» **DO THIS**:
Repeat the material in full. Keep every line exactly as it is.

» **DATA EXTRACT**:
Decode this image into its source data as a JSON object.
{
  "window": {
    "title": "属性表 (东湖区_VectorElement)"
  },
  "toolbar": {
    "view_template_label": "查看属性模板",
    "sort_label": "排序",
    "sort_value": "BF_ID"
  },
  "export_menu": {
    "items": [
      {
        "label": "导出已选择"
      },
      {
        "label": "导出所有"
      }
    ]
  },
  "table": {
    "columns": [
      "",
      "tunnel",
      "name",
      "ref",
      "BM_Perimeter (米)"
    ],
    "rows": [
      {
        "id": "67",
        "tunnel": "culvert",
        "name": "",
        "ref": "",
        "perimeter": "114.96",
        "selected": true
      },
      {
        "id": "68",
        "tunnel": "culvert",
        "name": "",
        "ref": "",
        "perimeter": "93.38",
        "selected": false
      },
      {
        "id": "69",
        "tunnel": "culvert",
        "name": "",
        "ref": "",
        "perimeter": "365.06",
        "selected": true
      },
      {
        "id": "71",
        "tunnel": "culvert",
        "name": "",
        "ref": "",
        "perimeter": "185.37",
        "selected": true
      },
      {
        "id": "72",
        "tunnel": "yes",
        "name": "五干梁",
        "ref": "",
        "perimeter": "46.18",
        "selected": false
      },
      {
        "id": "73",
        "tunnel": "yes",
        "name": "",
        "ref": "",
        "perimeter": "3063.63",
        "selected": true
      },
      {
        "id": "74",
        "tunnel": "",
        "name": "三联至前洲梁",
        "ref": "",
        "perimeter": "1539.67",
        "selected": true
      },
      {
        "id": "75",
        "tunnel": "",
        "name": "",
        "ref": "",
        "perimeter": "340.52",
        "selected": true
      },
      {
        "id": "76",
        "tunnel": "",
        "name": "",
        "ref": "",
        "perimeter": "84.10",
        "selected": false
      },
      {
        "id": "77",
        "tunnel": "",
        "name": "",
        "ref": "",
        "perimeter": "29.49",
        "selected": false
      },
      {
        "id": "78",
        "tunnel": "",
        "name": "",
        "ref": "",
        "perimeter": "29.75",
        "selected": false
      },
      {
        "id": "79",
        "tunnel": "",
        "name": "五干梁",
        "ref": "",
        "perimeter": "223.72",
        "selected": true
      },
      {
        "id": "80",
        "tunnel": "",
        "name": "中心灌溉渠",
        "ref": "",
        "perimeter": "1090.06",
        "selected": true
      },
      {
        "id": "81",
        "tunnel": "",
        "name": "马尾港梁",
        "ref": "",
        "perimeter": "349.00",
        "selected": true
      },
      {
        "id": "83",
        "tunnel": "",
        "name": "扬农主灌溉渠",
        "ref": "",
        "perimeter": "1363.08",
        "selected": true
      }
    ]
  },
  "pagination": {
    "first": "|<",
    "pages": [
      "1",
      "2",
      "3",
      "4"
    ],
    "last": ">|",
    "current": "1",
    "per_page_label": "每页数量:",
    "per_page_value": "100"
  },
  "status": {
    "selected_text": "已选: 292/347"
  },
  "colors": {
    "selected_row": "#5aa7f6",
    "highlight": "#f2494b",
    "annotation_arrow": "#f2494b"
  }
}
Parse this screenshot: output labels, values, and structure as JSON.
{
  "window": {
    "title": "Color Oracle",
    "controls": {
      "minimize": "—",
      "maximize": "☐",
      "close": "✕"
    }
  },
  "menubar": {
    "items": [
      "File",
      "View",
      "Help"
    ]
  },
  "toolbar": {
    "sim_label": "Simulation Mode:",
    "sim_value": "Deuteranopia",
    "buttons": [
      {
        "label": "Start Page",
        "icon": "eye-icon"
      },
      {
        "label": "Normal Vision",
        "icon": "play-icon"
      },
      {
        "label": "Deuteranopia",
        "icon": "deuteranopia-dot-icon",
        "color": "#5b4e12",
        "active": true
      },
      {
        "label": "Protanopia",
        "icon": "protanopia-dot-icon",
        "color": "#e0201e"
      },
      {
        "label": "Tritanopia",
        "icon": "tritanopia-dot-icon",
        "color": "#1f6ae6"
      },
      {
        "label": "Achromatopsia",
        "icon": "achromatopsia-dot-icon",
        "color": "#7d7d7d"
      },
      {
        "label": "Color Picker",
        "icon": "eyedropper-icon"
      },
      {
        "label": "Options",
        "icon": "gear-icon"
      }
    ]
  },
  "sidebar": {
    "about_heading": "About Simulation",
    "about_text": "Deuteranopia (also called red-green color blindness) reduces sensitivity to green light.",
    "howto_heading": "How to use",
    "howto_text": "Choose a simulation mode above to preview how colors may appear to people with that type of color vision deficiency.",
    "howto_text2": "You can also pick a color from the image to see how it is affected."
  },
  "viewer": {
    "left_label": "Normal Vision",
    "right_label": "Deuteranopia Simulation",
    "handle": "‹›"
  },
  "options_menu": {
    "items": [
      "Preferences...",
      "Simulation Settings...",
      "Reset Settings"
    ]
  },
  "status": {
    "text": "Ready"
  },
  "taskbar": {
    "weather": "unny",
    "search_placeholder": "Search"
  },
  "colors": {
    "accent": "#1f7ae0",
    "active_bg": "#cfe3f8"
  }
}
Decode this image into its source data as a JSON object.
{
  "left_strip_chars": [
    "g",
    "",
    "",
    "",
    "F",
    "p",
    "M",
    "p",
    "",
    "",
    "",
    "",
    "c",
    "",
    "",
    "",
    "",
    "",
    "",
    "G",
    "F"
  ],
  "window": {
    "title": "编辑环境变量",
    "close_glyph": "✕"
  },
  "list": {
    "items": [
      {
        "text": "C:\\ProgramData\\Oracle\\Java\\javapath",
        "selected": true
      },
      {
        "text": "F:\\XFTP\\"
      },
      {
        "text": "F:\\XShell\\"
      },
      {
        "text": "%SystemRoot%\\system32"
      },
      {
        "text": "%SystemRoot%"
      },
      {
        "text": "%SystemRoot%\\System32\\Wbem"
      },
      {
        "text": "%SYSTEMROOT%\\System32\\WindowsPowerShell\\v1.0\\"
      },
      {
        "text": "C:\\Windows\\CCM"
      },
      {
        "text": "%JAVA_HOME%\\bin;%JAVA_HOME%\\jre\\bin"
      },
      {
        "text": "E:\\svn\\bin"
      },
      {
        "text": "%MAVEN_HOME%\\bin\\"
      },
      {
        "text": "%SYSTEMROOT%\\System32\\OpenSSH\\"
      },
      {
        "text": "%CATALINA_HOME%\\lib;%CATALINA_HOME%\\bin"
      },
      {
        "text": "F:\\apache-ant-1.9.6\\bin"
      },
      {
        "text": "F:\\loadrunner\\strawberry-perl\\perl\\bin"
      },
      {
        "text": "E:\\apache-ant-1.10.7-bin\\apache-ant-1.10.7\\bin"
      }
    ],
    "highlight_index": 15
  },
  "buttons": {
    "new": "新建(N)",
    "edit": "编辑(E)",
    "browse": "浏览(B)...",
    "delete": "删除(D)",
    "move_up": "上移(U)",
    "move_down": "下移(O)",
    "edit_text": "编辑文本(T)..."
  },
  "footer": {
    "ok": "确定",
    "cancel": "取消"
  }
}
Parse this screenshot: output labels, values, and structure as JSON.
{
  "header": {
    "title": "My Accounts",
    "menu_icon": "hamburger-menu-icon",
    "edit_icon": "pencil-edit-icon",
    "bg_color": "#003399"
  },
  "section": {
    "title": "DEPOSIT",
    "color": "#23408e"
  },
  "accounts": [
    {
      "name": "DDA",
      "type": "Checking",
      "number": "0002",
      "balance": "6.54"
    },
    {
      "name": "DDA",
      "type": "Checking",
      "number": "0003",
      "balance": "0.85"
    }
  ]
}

» **SOLUTION TO THIS TASK**:
Decode this image into its source data as a JSON object.
{
  "window": {
    "title": "属性表 (东湖区_VectorElement)"
  },
  "toolbar": {
    "view_template_label": "查看属性模板",
    "sort_label": "排序",
    "sort_value": "BF_ID"
  },
  "export_menu": {
    "items": [
      {
        "label": "导出已选择"
      },
      {
        "label": "导出所有"
      }
    ]
  },
  "table": {
    "columns": [
      "",
      "tunnel",
      "name",
      "ref",
      "BM_Perimeter (米)"
    ],
    "rows": [
      {
        "id": "67",
        "tunnel": "culvert",
        "name": "",
        "ref": "",
        "perimeter": "114.96",
        "selected": true
      },
      {
        "id": "68",
        "tunnel": "culvert",
        "name": "",
        "ref": "",
        "perimeter": "93.38",
        "selected": false
      },
      {
        "id": "69",
        "tunnel": "culvert",
        "name": "",
        "ref": "",
        "perimeter": "365.06",
        "selected": true
      },
      {
        "id": "71",
        "tunnel": "culvert",
        "name": "",
        "ref": "",
        "perimeter": "185.37",
        "selected": true
      },
      {
        "id": "72",
        "tunnel": "yes",
        "name": "五干梁",
        "ref": "",
        "perimeter": "46.18",
        "selected": false
      },
      {
        "id": "73",
        "tunnel": "yes",
        "name": "",
        "ref": "",
        "perimeter": "3063.63",
        "selected": true
      },
      {
        "id": "74",
        "tunnel": "",
        "name": "三联至前洲梁",
        "ref": "",
        "perimeter": "1539.67",
        "selected": true
      },
      {
        "id": "75",
        "tunnel": "",
        "name": "",
        "ref": "",
        "perimeter": "340.52",
        "selected": true
      },
      {
        "id": "76",
        "tunnel": "",
        "name": "",
        "ref": "",
        "perimeter": "84.10",
        "selected": false
      },
      {
        "id": "77",
        "tunnel": "",
        "name": "",
        "ref": "",
        "perimeter": "29.49",
        "selected": false
      },
      {
        "id": "78",
        "tunnel": "",
        "name": "",
        "ref": "",
        "perimeter": "29.75",
        "selected": false
      },
      {
        "id": "79",
        "tunnel": "",
        "name": "五干梁",
        "ref": "",
        "perimeter": "223.72",
        "selected": true
      },
      {
        "id": "80",
        "tunnel": "",
        "name": "中心灌溉渠",
        "ref": "",
        "perimeter": "1090.06",
        "selected": true
      },
      {
        "id": "81",
        "tunnel": "",
        "name": "马尾港梁",
        "ref": "",
        "perimeter": "349.00",
        "selected": true
      },
      {
        "id": "83",
        "tunnel": "",
        "name": "扬农主灌溉渠",
        "ref": "",
        "perimeter": "1363.08",
        "selected": true
      }
    ]
  },
  "pagination": {
    "first": "|<",
    "pages": [
      "1",
      "2",
      "3",
      "4"
    ],
    "last": ">|",
    "current": "1",
    "per_page_label": "每页数量:",
    "per_page_value": "100"
  },
  "status": {
    "selected_text": "已选: 292/347"
  },
  "colors": {
    "selected_row": "#5aa7f6",
    "highlight": "#f2494b",
    "annotation_arrow": "#f2494b"
  }
}
Parse this screenshot: output labels, values, and structure as JSON.
{
  "window": {
    "title": "Color Oracle",
    "controls": {
      "minimize": "—",
      "maximize": "☐",
      "close": "✕"
    }
  },
  "menubar": {
    "items": [
      "File",
      "View",
      "Help"
    ]
  },
  "toolbar": {
    "sim_label": "Simulation Mode:",
    "sim_value": "Deuteranopia",
    "buttons": [
      {
        "label": "Start Page",
        "icon": "eye-icon"
      },
      {
        "label": "Normal Vision",
        "icon": "play-icon"
      },
      {
        "label": "Deuteranopia",
        "icon": "deuteranopia-dot-icon",
        "color": "#5b4e12",
        "active": true
      },
      {
        "label": "Protanopia",
        "icon": "protanopia-dot-icon",
        "color": "#e0201e"
      },
      {
        "label": "Tritanopia",
        "icon": "tritanopia-dot-icon",
        "color": "#1f6ae6"
      },
      {
        "label": "Achromatopsia",
        "icon": "achromatopsia-dot-icon",
        "color": "#7d7d7d"
      },
      {
        "label": "Color Picker",
        "icon": "eyedropper-icon"
      },
      {
        "label": "Options",
        "icon": "gear-icon"
      }
    ]
  },
  "sidebar": {
    "about_heading": "About Simulation",
    "about_text": "Deuteranopia (also called red-green color blindness) reduces sensitivity to green light.",
    "howto_heading": "How to use",
    "howto_text": "Choose a simulation mode above to preview how colors may appear to people with that type of color vision deficiency.",
    "howto_text2": "You can also pick a color from the image to see how it is affected."
  },
  "viewer": {
    "left_label": "Normal Vision",
    "right_label": "Deuteranopia Simulation",
    "handle": "‹›"
  },
  "options_menu": {
    "items": [
      "Preferences...",
      "Simulation Settings...",
      "Reset Settings"
    ]
  },
  "status": {
    "text": "Ready"
  },
  "taskbar": {
    "weather": "unny",
    "search_placeholder": "Search"
  },
  "colors": {
    "accent": "#1f7ae0",
    "active_bg": "#cfe3f8"
  }
}
Decode this image into its source data as a JSON object.
{
  "left_strip_chars": [
    "g",
    "",
    "",
    "",
    "F",
    "p",
    "M",
    "p",
    "",
    "",
    "",
    "",
    "c",
    "",
    "",
    "",
    "",
    "",
    "",
    "G",
    "F"
  ],
  "window": {
    "title": "编辑环境变量",
    "close_glyph": "✕"
  },
  "list": {
    "items": [
      {
        "text": "C:\\ProgramData\\Oracle\\Java\\javapath",
        "selected": true
      },
      {
        "text": "F:\\XFTP\\"
      },
      {
        "text": "F:\\XShell\\"
      },
      {
        "text": "%SystemRoot%\\system32"
      },
      {
        "text": "%SystemRoot%"
      },
      {
        "text": "%SystemRoot%\\System32\\Wbem"
      },
      {
        "text": "%SYSTEMROOT%\\System32\\WindowsPowerShell\\v1.0\\"
      },
      {
        "text": "C:\\Windows\\CCM"
      },
      {
        "text": "%JAVA_HOME%\\bin;%JAVA_HOME%\\jre\\bin"
      },
      {
        "text": "E:\\svn\\bin"
      },
      {
        "text": "%MAVEN_HOME%\\bin\\"
      },
      {
        "text": "%SYSTEMROOT%\\System32\\OpenSSH\\"
      },
      {
        "text": "%CATALINA_HOME%\\lib;%CATALINA_HOME%\\bin"
      },
      {
        "text": "F:\\apache-ant-1.9.6\\bin"
      },
      {
        "text": "F:\\loadrunner\\strawberry-perl\\perl\\bin"
      },
      {
        "text": "E:\\apache-ant-1.10.7-bin\\apache-ant-1.10.7\\bin"
      }
    ],
    "highlight_index": 15
  },
  "buttons": {
    "new": "新建(N)",
    "edit": "编辑(E)",
    "browse": "浏览(B)...",
    "delete": "删除(D)",
    "move_up": "上移(U)",
    "move_down": "下移(O)",
    "edit_text": "编辑文本(T)..."
  },
  "footer": {
    "ok": "确定",
    "cancel": "取消"
  }
}
Parse this screenshot: output labels, values, and structure as JSON.
{
  "header": {
    "title": "My Accounts",
    "menu_icon": "hamburger-menu-icon",
    "edit_icon": "pencil-edit-icon",
    "bg_color": "#003399"
  },
  "section": {
    "title": "DEPOSIT",
    "color": "#23408e"
  },
  "accounts": [
    {
      "name": "DDA",
      "type": "Checking",
      "number": "0002",
      "balance": "6.54"
    },
    {
      "name": "DDA",
      "type": "Checking",
      "number": "0003",
      "balance": "0.85"
    }
  ]
}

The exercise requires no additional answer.